Für Gibraltar wurde 2001 von der britischen Regierung als Kompromissvorschlag für die Zukunft der Kronkolonie ein Kondominium mit Spanien vorgeschlagen, von der Bevölkerung Gibraltars aber 2002 in einer Volksabstimmung abgelehnt.
[Bearbeiten] Historische Kondominien
Beispiele für Kondominien in der Geschichte:
- Die Gemeinde Nennig als Kondominium zwischen Kurtrier, dem Herzogtum Luxemburg und dem Herzogtum Lothringen bis zur Besetzung durch die französischen Revolutionstruppen 1794
- Beiderstädtisches Amt Bergedorf der beiden Freien Hansestädte Hamburg und Lübeck, (1420–1866)
- Schleswig-Holstein als preußisch-österreichisches Kondominium von 1864 bis 1866
- die Frais im fränkisch-böhmischen Grenzgebiet bei Eger
- der Sudan, von 1899 bis 1955 britisch-ägyptisches Kondominium
- das neutrale Moresnet, das von 1816 bis 1919 von Preußen (später Deutsches Reich) und den Niederlanden (später Belgien) gemeinsam verwaltet wurde
- die Neuen Hebriden (heute Vanuatu), bis 1980 gemeinsam beherrscht von Großbritannien und Frankreich
- die Kanton- und Enderbury-Inseln (heute Kiribati), von 1939 bis 1979 ein Kondominium Großbritanniens und der USA
- die Gemeinde Kürnbach als Kondominium zwischen Hessen und Württemberg (später Baden) bis 1905
- die Stadt Fürth in Franken: Vom 15. bis zum Ende des 18. Jahrhunderts bestand die so genannte „Dreiherrschaft“ der Bamberger Bischöfe, der Markgrafen von Brandenburg-Ansbach und der freien Reichsstadt Nürnberg. Durch die Abdankung des letzten Markgrafen von Brandenburg-Ansbach-Bayreuth, Christian Friedrich Carl Alexander, kam die Markgrafschaft zurück an die brandenburg-preußischen Hohenzollern. In diesem Zusammenhang wurde auch Fürth preußisch und die bisherige „Dreiherrschaft“ endete.

● ● ● ● ● ● ●

AUFGABE A. Gib aus dem Text über Kondominien den Abschnitt von „Für Gibraltar wurde“ bis „einer Volksabstimmung abgelehnt.“ wortgetreu wieder.
AUFGABE B. Welche der historischen Kondominien im Text über Kondominien wurden unter Beteiligung Großbritanniens verwaltet? Nenne alle.
AUFGABE C. Schreib den Text über Kondominien im Anschluss an seinen letzten Satz weiter.
Die Einträge stehen in keinem Zusammenhang mit dem Text über Kondominien.

EINTRÄGE.

● ● ● ● ● ● ●

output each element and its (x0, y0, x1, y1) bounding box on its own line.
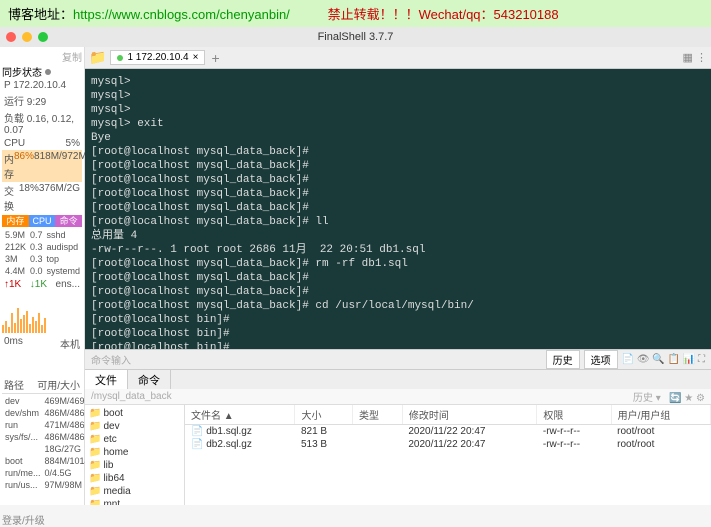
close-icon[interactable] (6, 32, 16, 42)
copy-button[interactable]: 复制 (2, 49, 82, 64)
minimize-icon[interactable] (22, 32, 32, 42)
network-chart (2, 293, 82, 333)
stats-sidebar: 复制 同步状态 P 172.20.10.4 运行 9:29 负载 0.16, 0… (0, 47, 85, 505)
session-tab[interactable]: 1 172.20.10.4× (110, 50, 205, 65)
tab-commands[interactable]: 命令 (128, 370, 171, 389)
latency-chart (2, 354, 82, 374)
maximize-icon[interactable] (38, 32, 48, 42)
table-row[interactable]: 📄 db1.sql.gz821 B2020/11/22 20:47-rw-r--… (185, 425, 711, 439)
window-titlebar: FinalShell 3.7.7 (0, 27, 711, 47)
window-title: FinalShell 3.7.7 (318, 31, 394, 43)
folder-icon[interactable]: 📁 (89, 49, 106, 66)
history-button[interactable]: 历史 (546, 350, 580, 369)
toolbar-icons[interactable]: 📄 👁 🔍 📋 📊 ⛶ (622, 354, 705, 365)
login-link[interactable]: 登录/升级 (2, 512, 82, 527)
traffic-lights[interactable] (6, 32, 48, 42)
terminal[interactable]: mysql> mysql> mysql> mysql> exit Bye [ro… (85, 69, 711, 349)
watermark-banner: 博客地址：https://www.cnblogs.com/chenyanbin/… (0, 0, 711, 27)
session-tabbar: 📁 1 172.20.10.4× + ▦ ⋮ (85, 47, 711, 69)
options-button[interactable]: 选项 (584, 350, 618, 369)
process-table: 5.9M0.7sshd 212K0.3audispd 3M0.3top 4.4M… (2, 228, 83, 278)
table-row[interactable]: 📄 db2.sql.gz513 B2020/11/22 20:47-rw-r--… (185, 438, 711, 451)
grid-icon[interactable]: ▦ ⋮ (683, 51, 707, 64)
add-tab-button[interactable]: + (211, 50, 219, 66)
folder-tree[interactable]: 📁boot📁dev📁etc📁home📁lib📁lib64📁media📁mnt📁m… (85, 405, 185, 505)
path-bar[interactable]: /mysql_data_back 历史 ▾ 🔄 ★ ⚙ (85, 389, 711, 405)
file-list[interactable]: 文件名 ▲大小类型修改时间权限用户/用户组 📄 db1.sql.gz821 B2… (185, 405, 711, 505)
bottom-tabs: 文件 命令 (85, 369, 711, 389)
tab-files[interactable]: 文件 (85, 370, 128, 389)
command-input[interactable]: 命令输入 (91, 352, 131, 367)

● ● ● ● ● ● ●

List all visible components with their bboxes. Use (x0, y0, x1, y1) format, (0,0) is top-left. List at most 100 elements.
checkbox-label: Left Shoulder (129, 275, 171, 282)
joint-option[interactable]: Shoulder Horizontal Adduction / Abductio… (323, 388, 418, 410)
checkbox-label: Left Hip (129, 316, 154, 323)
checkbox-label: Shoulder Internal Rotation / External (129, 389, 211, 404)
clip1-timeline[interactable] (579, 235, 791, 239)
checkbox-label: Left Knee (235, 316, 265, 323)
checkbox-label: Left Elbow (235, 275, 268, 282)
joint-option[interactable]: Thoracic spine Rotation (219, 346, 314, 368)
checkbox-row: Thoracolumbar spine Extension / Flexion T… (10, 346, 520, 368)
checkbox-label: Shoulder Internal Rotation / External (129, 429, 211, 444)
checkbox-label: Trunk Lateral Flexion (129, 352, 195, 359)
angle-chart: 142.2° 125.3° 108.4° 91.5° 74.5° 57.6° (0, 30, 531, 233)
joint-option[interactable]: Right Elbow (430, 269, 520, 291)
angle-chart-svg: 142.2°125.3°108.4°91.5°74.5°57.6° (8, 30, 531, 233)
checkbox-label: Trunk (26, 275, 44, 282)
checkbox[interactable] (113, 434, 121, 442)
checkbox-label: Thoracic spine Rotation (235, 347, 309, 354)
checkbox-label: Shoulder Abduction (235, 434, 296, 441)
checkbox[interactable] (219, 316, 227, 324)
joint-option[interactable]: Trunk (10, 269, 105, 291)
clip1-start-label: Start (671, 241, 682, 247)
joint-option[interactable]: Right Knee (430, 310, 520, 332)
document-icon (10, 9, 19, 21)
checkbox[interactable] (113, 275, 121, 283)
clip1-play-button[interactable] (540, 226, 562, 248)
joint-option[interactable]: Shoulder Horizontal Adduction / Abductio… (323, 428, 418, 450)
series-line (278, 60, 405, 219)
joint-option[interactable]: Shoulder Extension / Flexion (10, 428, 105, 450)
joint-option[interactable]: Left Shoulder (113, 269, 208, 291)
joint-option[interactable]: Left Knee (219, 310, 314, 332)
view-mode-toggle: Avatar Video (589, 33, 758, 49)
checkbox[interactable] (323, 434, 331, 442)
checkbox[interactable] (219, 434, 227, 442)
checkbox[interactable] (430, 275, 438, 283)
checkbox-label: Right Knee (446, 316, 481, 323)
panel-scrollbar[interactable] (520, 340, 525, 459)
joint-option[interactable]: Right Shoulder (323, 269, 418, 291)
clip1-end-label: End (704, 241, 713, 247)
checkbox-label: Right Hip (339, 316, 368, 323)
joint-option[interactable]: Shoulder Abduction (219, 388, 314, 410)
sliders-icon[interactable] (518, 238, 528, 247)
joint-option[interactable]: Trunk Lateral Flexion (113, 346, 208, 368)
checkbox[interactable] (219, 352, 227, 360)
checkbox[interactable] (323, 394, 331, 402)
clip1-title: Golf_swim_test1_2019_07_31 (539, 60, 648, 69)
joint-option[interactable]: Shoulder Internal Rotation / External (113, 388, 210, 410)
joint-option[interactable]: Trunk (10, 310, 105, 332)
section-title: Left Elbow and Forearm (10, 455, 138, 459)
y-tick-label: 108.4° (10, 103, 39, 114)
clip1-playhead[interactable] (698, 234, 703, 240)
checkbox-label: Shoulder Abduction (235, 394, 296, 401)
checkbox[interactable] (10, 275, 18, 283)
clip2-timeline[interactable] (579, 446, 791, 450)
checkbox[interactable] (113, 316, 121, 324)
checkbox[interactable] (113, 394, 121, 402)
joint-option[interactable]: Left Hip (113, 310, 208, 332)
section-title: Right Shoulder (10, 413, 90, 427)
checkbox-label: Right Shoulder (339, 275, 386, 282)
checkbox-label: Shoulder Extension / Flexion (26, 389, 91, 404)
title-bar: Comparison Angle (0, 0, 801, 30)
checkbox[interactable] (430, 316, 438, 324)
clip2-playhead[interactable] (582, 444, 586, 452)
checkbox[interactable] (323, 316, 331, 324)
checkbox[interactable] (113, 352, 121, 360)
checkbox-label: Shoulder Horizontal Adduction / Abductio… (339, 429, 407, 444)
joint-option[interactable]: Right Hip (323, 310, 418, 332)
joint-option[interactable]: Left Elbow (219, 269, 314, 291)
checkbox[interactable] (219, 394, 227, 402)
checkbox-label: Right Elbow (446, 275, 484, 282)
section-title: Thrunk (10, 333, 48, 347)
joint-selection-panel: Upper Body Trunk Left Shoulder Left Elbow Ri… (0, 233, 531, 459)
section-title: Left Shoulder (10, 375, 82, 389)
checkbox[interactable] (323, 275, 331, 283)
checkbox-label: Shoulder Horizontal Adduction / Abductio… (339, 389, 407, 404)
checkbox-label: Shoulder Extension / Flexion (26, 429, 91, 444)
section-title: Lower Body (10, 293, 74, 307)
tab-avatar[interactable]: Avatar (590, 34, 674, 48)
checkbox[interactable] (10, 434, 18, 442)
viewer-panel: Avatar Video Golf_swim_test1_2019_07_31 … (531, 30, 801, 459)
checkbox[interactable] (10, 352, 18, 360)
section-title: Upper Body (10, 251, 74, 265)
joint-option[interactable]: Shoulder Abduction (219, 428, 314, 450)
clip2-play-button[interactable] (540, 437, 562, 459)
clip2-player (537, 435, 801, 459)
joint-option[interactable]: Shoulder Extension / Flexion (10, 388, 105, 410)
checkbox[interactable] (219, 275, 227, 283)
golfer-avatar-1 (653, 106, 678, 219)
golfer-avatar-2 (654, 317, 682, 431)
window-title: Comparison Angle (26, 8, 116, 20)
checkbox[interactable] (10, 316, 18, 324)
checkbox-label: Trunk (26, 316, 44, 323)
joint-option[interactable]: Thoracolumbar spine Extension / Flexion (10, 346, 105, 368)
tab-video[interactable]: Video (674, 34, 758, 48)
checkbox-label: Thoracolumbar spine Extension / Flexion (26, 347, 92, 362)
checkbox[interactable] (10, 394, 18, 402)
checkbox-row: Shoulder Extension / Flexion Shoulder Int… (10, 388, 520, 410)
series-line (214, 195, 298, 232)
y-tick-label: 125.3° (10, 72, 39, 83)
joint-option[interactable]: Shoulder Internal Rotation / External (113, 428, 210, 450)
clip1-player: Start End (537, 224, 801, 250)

● ● ● ● ● ● ●

LÖSUNG A.
Für Gibraltar wurde 2001 von der britischen Regierung als Kompromissvorschlag für die Zukunft der Kronkolonie ein Kondominium mit Spanien vorgeschlagen, von der Bevölkerung Gibraltars aber 2002 in einer Volksabstimmung abgelehnt.

LÖSUNG B.
- der Sudan (britisch-ägyptisches Kondominium von 1899 bis 1955)
- die Neuen Hebriden (heute Vanuatu), bis 1980 gemeinsam mit Frankreich
- die Kanton- und Enderbury-Inseln (heute Kiribati), von 1939 bis 1979 gemeinsam mit den USA

LÖSUNG C.
- die Stadt Lippstadt als Kondominium zwischen Brandenburg-Preußen und dem Fürstentum Lippe von 1666 bis 1850
- das Freigericht Wilmundsheim vor der Hart (Alzenau, Freigericht) als Kondominium zwischen den Grafen von Hanau und dem Erzbistum Mainz zwischen 1500 und 1736.
- Der Hüttenberg unterstand von 1396 bis 1703 der gemeinsamen Regierung der Landgrafen von Hessen und der Grafen von Nassau-Saarbrücken.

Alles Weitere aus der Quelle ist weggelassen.